EXERCISE AIM -> Look through the data that follows and copy each line with the string "Hawaii".

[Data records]

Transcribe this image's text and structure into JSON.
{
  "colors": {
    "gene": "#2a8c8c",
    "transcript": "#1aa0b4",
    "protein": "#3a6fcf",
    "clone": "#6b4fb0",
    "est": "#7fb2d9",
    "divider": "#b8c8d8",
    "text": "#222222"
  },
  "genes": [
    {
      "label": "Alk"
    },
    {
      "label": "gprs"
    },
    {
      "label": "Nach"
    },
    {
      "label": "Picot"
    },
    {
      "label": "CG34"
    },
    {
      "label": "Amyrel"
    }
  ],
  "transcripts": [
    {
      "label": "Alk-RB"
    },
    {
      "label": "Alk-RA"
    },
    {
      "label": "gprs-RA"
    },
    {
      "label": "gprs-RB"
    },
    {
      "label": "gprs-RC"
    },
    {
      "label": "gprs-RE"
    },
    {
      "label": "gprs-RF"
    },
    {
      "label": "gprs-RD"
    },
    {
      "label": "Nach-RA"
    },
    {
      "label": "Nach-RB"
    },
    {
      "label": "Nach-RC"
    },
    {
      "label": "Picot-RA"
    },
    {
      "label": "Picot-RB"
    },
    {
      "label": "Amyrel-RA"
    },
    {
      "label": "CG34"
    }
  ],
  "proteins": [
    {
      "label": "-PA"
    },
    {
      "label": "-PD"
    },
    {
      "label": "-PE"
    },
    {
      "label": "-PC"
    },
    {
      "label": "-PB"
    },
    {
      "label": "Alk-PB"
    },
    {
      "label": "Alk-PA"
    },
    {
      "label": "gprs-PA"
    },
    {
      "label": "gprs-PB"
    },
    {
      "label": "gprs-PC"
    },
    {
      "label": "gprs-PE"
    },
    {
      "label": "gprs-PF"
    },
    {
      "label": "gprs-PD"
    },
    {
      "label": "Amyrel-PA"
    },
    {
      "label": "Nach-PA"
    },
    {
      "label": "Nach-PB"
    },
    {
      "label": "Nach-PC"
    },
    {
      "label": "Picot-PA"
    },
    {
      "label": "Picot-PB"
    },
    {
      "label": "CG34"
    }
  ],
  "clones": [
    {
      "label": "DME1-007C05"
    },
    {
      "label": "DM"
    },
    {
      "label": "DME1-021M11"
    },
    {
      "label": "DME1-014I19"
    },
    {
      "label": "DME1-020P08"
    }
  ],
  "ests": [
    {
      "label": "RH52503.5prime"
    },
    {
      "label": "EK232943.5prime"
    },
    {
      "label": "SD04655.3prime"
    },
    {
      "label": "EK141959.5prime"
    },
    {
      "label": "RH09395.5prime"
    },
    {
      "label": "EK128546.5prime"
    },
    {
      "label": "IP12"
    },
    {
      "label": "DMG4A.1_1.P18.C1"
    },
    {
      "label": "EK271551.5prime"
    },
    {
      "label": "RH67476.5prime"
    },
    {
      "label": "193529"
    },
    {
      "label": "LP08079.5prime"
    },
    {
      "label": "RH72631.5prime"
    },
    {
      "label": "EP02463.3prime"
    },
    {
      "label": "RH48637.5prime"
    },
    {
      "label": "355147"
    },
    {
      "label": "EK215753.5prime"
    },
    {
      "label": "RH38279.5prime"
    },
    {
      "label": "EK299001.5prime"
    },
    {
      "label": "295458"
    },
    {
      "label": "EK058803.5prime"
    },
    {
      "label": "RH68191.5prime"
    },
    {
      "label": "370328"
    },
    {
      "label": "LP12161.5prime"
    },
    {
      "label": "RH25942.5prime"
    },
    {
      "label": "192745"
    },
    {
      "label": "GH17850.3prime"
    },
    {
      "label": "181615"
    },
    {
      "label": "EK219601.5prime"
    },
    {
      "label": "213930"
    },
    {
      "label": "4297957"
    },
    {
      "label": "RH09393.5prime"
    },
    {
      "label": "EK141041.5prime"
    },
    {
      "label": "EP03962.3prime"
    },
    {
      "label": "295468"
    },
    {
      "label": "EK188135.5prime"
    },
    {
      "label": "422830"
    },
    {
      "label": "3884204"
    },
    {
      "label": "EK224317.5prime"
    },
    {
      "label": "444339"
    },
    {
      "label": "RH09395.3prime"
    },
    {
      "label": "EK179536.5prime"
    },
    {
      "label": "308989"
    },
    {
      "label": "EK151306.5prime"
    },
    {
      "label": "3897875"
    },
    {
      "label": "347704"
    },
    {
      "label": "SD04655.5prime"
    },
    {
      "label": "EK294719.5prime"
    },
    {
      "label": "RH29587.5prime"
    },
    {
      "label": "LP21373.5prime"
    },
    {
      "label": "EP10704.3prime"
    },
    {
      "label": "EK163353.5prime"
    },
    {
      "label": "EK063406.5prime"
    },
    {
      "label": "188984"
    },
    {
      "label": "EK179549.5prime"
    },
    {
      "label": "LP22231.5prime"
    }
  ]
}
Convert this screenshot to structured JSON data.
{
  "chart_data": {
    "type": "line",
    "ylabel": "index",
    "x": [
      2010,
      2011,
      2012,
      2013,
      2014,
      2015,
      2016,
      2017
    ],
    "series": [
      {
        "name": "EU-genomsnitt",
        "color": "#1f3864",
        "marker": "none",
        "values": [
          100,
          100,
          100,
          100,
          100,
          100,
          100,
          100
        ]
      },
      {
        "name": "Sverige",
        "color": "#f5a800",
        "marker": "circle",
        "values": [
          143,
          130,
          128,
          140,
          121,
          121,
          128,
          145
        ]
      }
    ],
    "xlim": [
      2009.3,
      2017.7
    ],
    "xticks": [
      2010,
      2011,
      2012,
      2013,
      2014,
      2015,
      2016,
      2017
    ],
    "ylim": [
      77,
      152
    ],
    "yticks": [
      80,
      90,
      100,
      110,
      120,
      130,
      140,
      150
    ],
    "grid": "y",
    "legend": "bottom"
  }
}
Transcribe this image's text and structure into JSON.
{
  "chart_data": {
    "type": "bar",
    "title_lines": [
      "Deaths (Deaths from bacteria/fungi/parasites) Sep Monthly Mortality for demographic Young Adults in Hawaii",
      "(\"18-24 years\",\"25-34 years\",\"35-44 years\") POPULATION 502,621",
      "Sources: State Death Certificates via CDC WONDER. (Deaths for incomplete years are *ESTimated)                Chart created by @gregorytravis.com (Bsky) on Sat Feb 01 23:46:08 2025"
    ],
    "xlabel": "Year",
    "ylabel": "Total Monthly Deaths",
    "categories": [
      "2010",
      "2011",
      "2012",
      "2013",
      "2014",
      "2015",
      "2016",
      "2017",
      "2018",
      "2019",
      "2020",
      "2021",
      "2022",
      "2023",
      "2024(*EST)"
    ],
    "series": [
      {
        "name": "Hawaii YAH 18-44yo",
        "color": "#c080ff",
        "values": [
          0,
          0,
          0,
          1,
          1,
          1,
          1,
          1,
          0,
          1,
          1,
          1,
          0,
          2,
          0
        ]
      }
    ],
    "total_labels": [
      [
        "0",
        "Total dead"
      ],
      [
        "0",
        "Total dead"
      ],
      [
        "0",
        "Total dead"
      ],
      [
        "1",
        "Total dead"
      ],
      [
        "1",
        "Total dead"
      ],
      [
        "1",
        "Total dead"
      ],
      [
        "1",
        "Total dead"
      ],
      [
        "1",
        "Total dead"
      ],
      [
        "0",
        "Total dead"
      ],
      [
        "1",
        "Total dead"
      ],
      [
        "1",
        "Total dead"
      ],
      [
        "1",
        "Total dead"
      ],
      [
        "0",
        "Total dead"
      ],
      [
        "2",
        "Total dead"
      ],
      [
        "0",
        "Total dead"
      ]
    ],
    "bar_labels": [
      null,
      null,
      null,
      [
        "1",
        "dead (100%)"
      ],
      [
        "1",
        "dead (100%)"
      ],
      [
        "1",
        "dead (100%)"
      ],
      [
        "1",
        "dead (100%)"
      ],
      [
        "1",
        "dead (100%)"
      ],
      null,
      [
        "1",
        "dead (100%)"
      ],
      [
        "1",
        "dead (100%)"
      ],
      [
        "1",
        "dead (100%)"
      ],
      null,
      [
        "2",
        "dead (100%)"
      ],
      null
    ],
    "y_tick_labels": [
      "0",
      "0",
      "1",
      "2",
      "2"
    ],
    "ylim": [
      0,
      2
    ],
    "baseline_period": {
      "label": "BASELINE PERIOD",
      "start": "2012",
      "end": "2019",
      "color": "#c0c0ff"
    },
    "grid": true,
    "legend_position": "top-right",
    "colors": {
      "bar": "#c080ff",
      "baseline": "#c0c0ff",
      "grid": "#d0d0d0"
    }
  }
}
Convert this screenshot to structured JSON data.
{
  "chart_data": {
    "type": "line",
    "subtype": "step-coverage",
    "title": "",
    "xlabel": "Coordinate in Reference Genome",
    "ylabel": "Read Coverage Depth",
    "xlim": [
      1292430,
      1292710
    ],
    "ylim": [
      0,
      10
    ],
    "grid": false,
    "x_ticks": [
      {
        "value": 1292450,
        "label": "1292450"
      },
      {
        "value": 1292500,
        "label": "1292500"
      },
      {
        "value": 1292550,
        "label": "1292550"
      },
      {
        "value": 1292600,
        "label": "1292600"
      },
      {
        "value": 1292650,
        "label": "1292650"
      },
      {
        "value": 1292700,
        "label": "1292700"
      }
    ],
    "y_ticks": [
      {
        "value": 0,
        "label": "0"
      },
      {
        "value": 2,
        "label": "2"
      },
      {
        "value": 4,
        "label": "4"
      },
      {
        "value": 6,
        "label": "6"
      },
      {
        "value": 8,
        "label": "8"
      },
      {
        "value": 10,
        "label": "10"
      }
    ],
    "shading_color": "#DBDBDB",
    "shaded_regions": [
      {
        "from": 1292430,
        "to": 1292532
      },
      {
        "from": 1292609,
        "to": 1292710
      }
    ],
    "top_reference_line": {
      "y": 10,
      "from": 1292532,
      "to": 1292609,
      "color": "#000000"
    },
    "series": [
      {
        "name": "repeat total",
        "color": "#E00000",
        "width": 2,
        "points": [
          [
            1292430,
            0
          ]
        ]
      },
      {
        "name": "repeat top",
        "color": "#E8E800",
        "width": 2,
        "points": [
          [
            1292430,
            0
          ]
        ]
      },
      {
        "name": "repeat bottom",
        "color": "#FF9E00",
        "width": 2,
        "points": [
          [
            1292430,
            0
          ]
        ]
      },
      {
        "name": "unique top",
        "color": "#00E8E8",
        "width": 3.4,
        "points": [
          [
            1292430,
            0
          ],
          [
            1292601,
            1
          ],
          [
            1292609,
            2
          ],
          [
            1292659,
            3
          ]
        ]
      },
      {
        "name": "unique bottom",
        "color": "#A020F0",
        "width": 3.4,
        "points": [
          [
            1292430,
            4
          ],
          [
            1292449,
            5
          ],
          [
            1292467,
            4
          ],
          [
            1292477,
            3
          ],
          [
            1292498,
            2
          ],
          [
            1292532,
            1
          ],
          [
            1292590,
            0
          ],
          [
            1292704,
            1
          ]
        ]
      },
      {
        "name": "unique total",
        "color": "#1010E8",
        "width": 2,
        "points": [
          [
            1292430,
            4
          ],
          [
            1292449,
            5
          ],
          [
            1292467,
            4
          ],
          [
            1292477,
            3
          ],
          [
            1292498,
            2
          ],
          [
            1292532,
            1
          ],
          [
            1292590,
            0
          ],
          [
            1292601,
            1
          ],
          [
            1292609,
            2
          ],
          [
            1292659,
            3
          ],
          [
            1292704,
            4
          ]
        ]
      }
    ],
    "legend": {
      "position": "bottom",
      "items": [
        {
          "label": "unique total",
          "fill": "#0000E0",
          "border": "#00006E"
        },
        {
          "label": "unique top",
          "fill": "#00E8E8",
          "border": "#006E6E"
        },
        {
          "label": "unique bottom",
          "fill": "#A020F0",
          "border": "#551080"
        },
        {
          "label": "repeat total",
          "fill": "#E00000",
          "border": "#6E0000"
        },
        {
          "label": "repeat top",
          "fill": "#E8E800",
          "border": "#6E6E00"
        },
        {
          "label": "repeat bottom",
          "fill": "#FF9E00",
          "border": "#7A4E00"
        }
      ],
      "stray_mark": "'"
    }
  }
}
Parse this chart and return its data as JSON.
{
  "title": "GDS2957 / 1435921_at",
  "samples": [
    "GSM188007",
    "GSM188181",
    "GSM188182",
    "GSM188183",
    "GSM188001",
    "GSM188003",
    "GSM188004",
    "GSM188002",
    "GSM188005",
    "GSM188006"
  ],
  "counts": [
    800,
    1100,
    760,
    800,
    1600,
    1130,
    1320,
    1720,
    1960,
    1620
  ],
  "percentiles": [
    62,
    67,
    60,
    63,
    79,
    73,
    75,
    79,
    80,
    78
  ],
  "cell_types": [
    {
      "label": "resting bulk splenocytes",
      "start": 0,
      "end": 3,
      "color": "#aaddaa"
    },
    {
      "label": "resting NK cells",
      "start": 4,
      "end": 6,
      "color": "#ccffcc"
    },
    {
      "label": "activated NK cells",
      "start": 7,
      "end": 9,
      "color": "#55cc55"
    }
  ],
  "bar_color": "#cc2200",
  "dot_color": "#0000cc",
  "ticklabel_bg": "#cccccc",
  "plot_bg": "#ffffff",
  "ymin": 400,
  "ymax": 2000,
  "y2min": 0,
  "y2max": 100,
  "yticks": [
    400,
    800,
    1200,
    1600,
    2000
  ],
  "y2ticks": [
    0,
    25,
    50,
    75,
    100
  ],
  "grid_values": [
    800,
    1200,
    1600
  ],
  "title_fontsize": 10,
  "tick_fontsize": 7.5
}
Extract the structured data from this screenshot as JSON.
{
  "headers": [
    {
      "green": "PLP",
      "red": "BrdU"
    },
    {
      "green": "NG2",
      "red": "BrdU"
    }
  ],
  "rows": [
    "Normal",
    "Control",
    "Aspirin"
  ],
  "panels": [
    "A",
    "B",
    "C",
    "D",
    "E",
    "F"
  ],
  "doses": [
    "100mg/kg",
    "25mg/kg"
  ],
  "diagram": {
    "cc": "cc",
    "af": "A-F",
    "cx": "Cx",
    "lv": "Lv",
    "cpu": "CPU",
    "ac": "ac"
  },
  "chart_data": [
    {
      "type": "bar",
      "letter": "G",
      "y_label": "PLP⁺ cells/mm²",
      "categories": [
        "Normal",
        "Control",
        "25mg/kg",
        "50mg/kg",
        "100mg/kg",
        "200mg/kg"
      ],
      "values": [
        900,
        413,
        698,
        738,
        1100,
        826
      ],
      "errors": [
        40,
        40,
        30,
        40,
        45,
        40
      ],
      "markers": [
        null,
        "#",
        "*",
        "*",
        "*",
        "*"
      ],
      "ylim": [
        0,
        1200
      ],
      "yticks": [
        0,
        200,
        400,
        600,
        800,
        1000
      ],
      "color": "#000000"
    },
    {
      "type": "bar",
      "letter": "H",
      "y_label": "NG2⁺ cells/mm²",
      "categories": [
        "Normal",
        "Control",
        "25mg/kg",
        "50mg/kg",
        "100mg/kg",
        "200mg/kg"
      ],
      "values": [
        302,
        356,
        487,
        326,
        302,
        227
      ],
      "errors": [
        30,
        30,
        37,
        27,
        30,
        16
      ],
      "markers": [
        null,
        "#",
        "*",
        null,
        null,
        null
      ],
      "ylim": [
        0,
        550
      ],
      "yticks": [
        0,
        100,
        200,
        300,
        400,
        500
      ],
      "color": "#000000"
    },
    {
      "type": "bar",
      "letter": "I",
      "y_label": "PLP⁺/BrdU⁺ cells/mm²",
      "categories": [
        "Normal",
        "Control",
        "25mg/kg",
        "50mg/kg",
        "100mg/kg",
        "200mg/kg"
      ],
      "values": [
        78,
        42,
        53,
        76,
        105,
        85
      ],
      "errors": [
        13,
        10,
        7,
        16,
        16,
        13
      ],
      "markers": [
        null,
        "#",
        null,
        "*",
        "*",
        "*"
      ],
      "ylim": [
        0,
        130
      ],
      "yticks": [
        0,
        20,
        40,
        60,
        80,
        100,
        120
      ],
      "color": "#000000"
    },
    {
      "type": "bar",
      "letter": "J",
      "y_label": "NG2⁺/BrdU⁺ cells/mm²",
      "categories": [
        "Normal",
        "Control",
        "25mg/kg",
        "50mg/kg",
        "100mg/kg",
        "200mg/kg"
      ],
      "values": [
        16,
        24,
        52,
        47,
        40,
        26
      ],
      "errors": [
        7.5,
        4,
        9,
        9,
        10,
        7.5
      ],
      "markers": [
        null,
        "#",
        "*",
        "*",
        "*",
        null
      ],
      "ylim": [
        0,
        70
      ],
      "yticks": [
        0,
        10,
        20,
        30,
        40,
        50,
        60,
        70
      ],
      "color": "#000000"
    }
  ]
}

OUTPUT ->
      "Deaths (Deaths from bacteria/fungi/parasites) Sep Monthly Mortality for demographic Young Adults in Hawaii",
        "name": "Hawaii YAH 18-44yo",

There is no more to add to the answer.